▸ **PROBLEM**:
Give the entries back exactly, dropping each image.
+ + + +
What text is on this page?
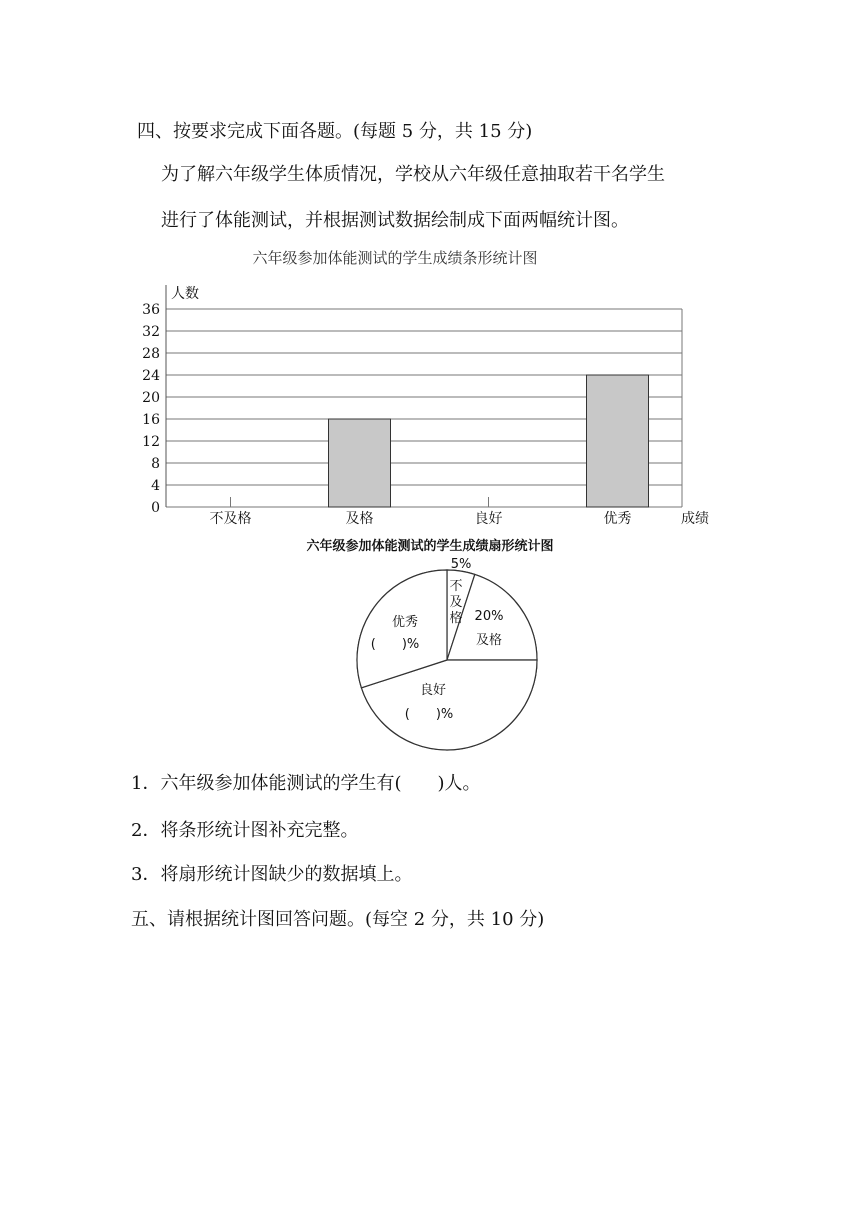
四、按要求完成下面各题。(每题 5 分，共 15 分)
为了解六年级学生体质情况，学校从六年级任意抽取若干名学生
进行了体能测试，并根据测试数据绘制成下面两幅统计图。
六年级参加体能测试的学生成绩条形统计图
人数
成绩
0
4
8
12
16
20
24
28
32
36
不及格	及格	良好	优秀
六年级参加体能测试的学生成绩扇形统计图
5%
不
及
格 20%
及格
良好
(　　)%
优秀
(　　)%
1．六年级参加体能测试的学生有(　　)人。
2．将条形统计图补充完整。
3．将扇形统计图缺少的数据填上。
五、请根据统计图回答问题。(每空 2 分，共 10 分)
+ + + +
▸ **ANSWER TO THE PROBLEM**:
What text is on this page?
四、按要求完成下面各题。(每题 5 分，共 15 分)
为了解六年级学生体质情况，学校从六年级任意抽取若干名学生
进行了体能测试，并根据测试数据绘制成下面两幅统计图。
六年级参加体能测试的学生成绩条形统计图
人数
成绩
0
4
8
12
16
20
24
28
32
36
不及格	及格	良好	优秀
六年级参加体能测试的学生成绩扇形统计图
5%
不
及
格 20%
及格
良好
(　　)%
优秀
(　　)%
1．六年级参加体能测试的学生有(　　)人。
2．将条形统计图补充完整。
3．将扇形统计图缺少的数据填上。
五、请根据统计图回答问题。(每空 2 分，共 10 分)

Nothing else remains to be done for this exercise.